• [Task description]: Could you write out the records below exactly as they appear, leaving out any pictures?

Stored records:
▼
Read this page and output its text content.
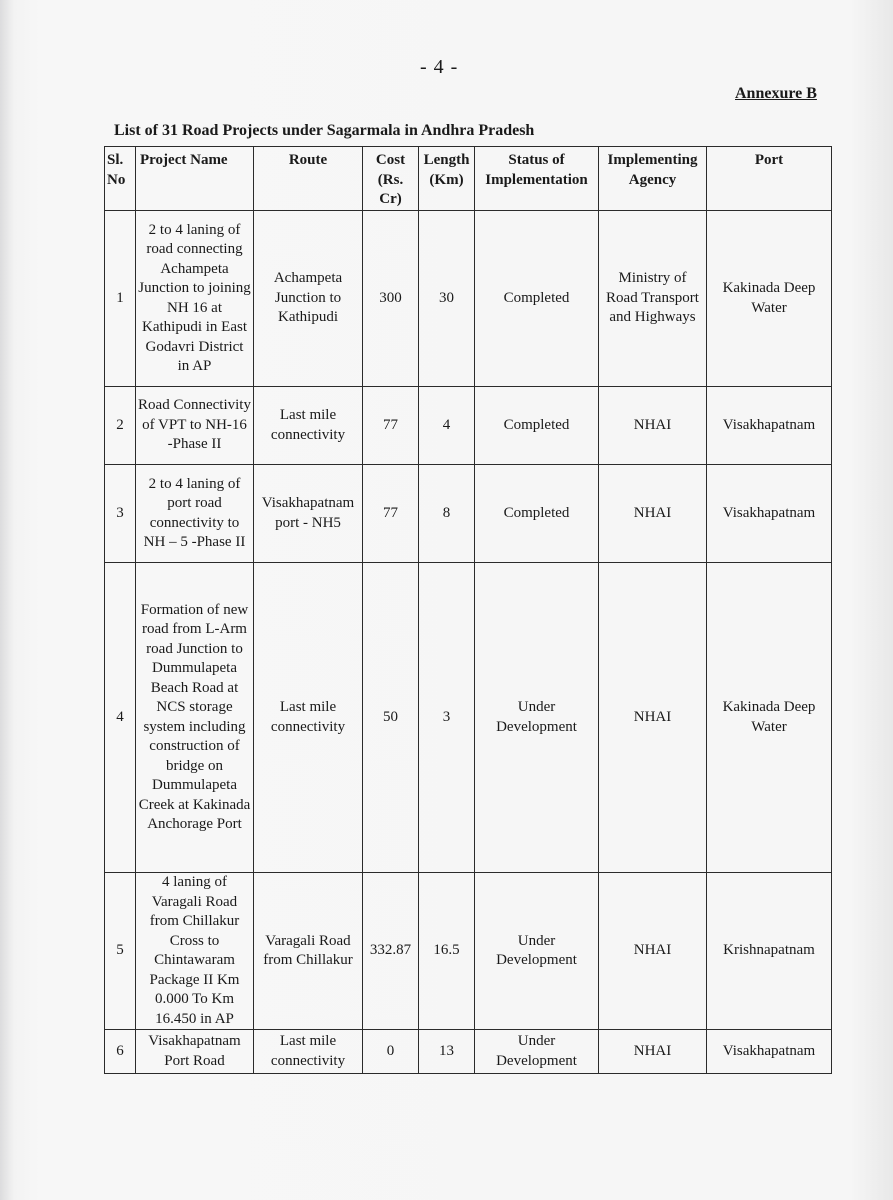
- 4 -
Annexure B
List of 31 Road Projects under Sagarmala in Andhra Pradesh
Sl. No	Project Name	Route	Cost (Rs. Cr)	Length (Km)	Status of Implementation	Implementing Agency	Port
1	2 to 4 laning of road connecting Achampeta Junction to joining NH 16 at Kathipudi in East Godavri District in AP	Achampeta Junction to Kathipudi	300	30	Completed	Ministry of Road Transport and Highways	Kakinada Deep Water
2	Road Connectivity of VPT to NH-16 -Phase II	Last mile connectivity	77	4	Completed	NHAI	Visakhapatnam
3	2 to 4 laning of port road connectivity to NH – 5 -Phase II	Visakhapatnam port - NH5	77	8	Completed	NHAI	Visakhapatnam
4	Formation of new road from L-Arm road Junction to Dummulapeta Beach Road at NCS storage system including construction of bridge on Dummulapeta Creek at Kakinada Anchorage Port	Last mile connectivity	50	3	Under Development	NHAI	Kakinada Deep Water
5	4 laning of Varagali Road from Chillakur Cross to Chintawaram Package II Km 0.000 To Km 16.450 in AP	Varagali Road from Chillakur	332.87	16.5	Under Development	NHAI	Krishnapatnam
6	Visakhapatnam Port Road	Last mile connectivity	0	13	Under Development	NHAI	Visakhapatnam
▲
• [Task response]:
Read this page and output its text content.
- 4 -
Annexure B
List of 31 Road Projects under Sagarmala in Andhra Pradesh
Sl. No	Project Name	Route	Cost (Rs. Cr)	Length (Km)	Status of Implementation	Implementing Agency	Port
1	2 to 4 laning of road connecting Achampeta Junction to joining NH 16 at Kathipudi in East Godavri District in AP	Achampeta Junction to Kathipudi	300	30	Completed	Ministry of Road Transport and Highways	Kakinada Deep Water
2	Road Connectivity of VPT to NH-16 -Phase II	Last mile connectivity	77	4	Completed	NHAI	Visakhapatnam
3	2 to 4 laning of port road connectivity to NH – 5 -Phase II	Visakhapatnam port - NH5	77	8	Completed	NHAI	Visakhapatnam
4	Formation of new road from L-Arm road Junction to Dummulapeta Beach Road at NCS storage system including construction of bridge on Dummulapeta Creek at Kakinada Anchorage Port	Last mile connectivity	50	3	Under Development	NHAI	Kakinada Deep Water
5	4 laning of Varagali Road from Chillakur Cross to Chintawaram Package II Km 0.000 To Km 16.450 in AP	Varagali Road from Chillakur	332.87	16.5	Under Development	NHAI	Krishnapatnam
6	Visakhapatnam Port Road	Last mile connectivity	0	13	Under Development	NHAI	Visakhapatnam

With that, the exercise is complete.